**Problem to solve:** Copy the entries below line for line, leaving out the pictures.

====== Source records

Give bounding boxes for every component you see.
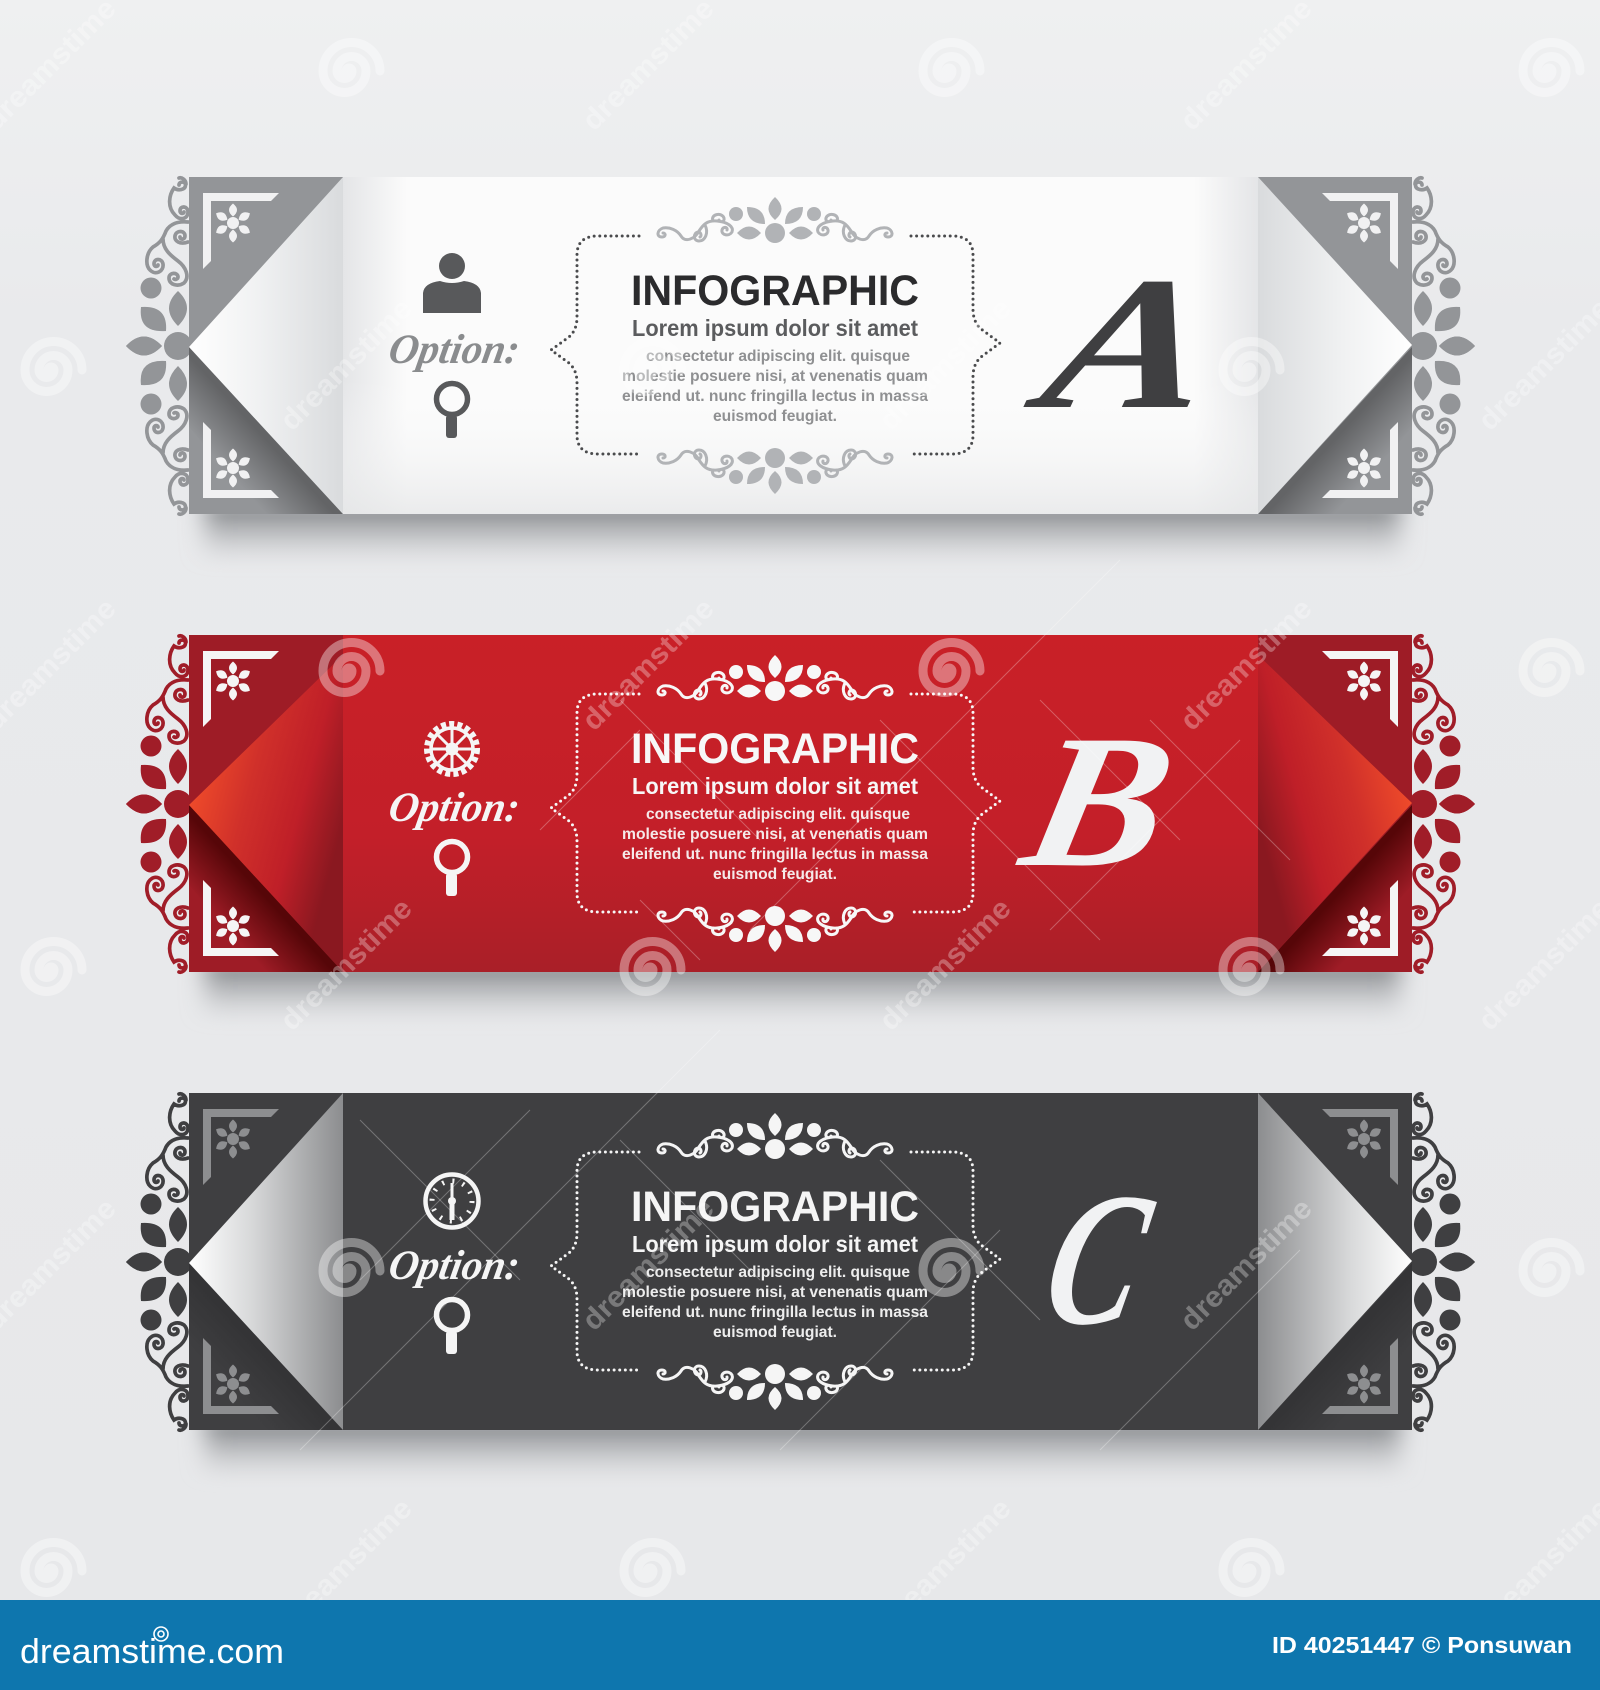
watermark lines [300, 560, 1300, 1450]
corner brackets and flowers [203, 193, 1398, 498]
body text: molestie posuere nisi, at venenatis quam [622, 826, 928, 843]
body text: euismod feugiat. [713, 866, 837, 883]
body text: euismod feugiat. [713, 1324, 837, 1341]
right paper fold [1258, 655, 1412, 972]
right corner plate [1256, 635, 1412, 972]
left paper fold [189, 1093, 343, 1430]
ornament: bottom [658, 906, 892, 952]
footer credit: ID 40251447 © Ponsuwan [1272, 1632, 1572, 1658]
ornament: right lace edge [1409, 636, 1475, 972]
left corner plate [189, 635, 345, 972]
fold shadow right [1258, 347, 1412, 514]
body text: eleifend ut. nunc fringilla lectus in massa [622, 846, 928, 863]
panel: banner C [126, 1093, 1475, 1430]
ornament: top [658, 655, 892, 701]
right corner plate [1256, 177, 1412, 514]
heading: INFOGRAPHIC [631, 267, 919, 315]
dotted frame [551, 236, 1000, 454]
icon: magnifier [436, 384, 468, 438]
right paper fold [1258, 177, 1412, 514]
fold shadow left [189, 347, 343, 514]
banner shadows [205, 508, 1400, 1486]
dotted frame [551, 1152, 1000, 1370]
ornament: left lace edge [126, 1094, 192, 1430]
ornament: right lace edge [1409, 1094, 1475, 1430]
left corner plate [189, 177, 345, 514]
left paper fold [189, 177, 343, 514]
ornament: left lace edge [126, 178, 192, 514]
icon: person [423, 253, 481, 313]
ornament: bottom [658, 448, 892, 494]
subheading: Lorem ipsum dolor sit amet [632, 773, 918, 799]
body text [622, 348, 928, 425]
ornament: right lace edge [1409, 178, 1475, 514]
letter C: C [1029, 1154, 1167, 1365]
icon: clock [426, 1174, 478, 1228]
subheading: Lorem ipsum dolor sit amet [632, 315, 918, 341]
red paper band [343, 635, 1258, 972]
option label: Option: [385, 326, 523, 373]
subheading: Lorem ipsum dolor sit amet [632, 1231, 918, 1257]
dark paper band [343, 1093, 1258, 1430]
body text: eleifend ut. nunc fringilla lectus in massa [622, 1304, 928, 1321]
body text: consectetur adipiscing elit. quisque [646, 348, 910, 365]
letter A: A [1014, 238, 1235, 449]
ornament: top [658, 1113, 892, 1159]
letter B: B [1006, 696, 1191, 907]
fold shadow right [1258, 1263, 1412, 1430]
corner brackets and flowers [203, 651, 1398, 956]
ornament: left lace edge [126, 636, 192, 972]
fold shadow left [189, 805, 343, 972]
dotted frame [551, 694, 1000, 912]
body text: eleifend ut. nunc fringilla lectus in massa [622, 388, 928, 405]
icon: magnifier [436, 1300, 468, 1354]
fold shadow right [1258, 805, 1412, 972]
icon: logo spiral [154, 1627, 168, 1641]
body text [622, 806, 928, 883]
body text: molestie posuere nisi, at venenatis quam [622, 368, 928, 385]
right corner plate [1256, 1093, 1412, 1430]
footer bar [0, 1600, 1600, 1690]
corner brackets and flowers [203, 1109, 1398, 1414]
ornament: top [658, 197, 892, 243]
left corner plate [189, 1093, 345, 1430]
heading: INFOGRAPHIC [631, 725, 919, 773]
body text: consectetur adipiscing elit. quisque [646, 1264, 910, 1281]
icon: magnifier [436, 842, 468, 896]
white paper band [343, 177, 1258, 514]
body text: consectetur adipiscing elit. quisque [646, 806, 910, 823]
panel: banner B [126, 635, 1475, 972]
heading: INFOGRAPHIC [631, 1183, 919, 1231]
panel: banner A [126, 177, 1475, 514]
option label: Option: [385, 1242, 523, 1289]
body text: euismod feugiat. [713, 408, 837, 425]
left paper fold [189, 655, 343, 972]
body text [622, 1264, 928, 1341]
body text: molestie posuere nisi, at venenatis quam [622, 1284, 928, 1301]
footer logo: dreamstime.com [20, 1633, 284, 1671]
fold shadow left [189, 1263, 343, 1430]
ornament: bottom [658, 1364, 892, 1410]
right paper fold [1258, 1093, 1412, 1430]
icon: gear [427, 724, 477, 774]
option label: Option: [385, 784, 523, 831]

============

**Worked answer:**
Give bounding boxes for every component you see.
watermark lines [300, 560, 1300, 1450]
corner brackets and flowers [203, 193, 1398, 498]
body text: molestie posuere nisi, at venenatis quam [622, 826, 928, 843]
body text: euismod feugiat. [713, 866, 837, 883]
body text: euismod feugiat. [713, 1324, 837, 1341]
right paper fold [1258, 655, 1412, 972]
right corner plate [1256, 635, 1412, 972]
left paper fold [189, 1093, 343, 1430]
ornament: bottom [658, 906, 892, 952]
footer credit: ID 40251447 © Ponsuwan [1272, 1632, 1572, 1658]
ornament: right lace edge [1409, 636, 1475, 972]
left corner plate [189, 635, 345, 972]
fold shadow right [1258, 347, 1412, 514]
body text: eleifend ut. nunc fringilla lectus in massa [622, 846, 928, 863]
panel: banner C [126, 1093, 1475, 1430]
ornament: top [658, 655, 892, 701]
right corner plate [1256, 177, 1412, 514]
heading: INFOGRAPHIC [631, 267, 919, 315]
dotted frame [551, 236, 1000, 454]
icon: magnifier [436, 384, 468, 438]
right paper fold [1258, 177, 1412, 514]
fold shadow left [189, 347, 343, 514]
banner shadows [205, 508, 1400, 1486]
dotted frame [551, 1152, 1000, 1370]
ornament: left lace edge [126, 1094, 192, 1430]
ornament: right lace edge [1409, 1094, 1475, 1430]
left corner plate [189, 177, 345, 514]
left paper fold [189, 177, 343, 514]
ornament: left lace edge [126, 178, 192, 514]
icon: person [423, 253, 481, 313]
ornament: bottom [658, 448, 892, 494]
subheading: Lorem ipsum dolor sit amet [632, 773, 918, 799]
body text [622, 348, 928, 425]
ornament: right lace edge [1409, 178, 1475, 514]
letter C: C [1029, 1154, 1167, 1365]
icon: clock [426, 1174, 478, 1228]
subheading: Lorem ipsum dolor sit amet [632, 315, 918, 341]
red paper band [343, 635, 1258, 972]
option label: Option: [385, 326, 523, 373]
subheading: Lorem ipsum dolor sit amet [632, 1231, 918, 1257]
dark paper band [343, 1093, 1258, 1430]
body text: eleifend ut. nunc fringilla lectus in massa [622, 1304, 928, 1321]
body text: consectetur adipiscing elit. quisque [646, 348, 910, 365]
letter A: A [1014, 238, 1235, 449]
ornament: top [658, 1113, 892, 1159]
letter B: B [1006, 696, 1191, 907]
fold shadow right [1258, 1263, 1412, 1430]
corner brackets and flowers [203, 651, 1398, 956]
ornament: left lace edge [126, 636, 192, 972]
fold shadow left [189, 805, 343, 972]
dotted frame [551, 694, 1000, 912]
body text: eleifend ut. nunc fringilla lectus in massa [622, 388, 928, 405]
icon: magnifier [436, 1300, 468, 1354]
fold shadow right [1258, 805, 1412, 972]
icon: logo spiral [154, 1627, 168, 1641]
body text [622, 806, 928, 883]
body text: molestie posuere nisi, at venenatis quam [622, 368, 928, 385]
right corner plate [1256, 1093, 1412, 1430]
footer bar [0, 1600, 1600, 1690]
corner brackets and flowers [203, 1109, 1398, 1414]
ornament: top [658, 197, 892, 243]
left corner plate [189, 1093, 345, 1430]
heading: INFOGRAPHIC [631, 725, 919, 773]
body text: consectetur adipiscing elit. quisque [646, 1264, 910, 1281]
icon: magnifier [436, 842, 468, 896]
white paper band [343, 177, 1258, 514]
body text: consectetur adipiscing elit. quisque [646, 806, 910, 823]
panel: banner B [126, 635, 1475, 972]
heading: INFOGRAPHIC [631, 1183, 919, 1231]
panel: banner A [126, 177, 1475, 514]
option label: Option: [385, 1242, 523, 1289]
body text: euismod feugiat. [713, 408, 837, 425]
left paper fold [189, 655, 343, 972]
body text [622, 1264, 928, 1341]
body text: molestie posuere nisi, at venenatis quam [622, 1284, 928, 1301]
footer logo: dreamstime.com [20, 1633, 284, 1671]
fold shadow left [189, 1263, 343, 1430]
ornament: bottom [658, 1364, 892, 1410]
right paper fold [1258, 1093, 1412, 1430]
icon: gear [427, 724, 477, 774]
option label: Option: [385, 784, 523, 831]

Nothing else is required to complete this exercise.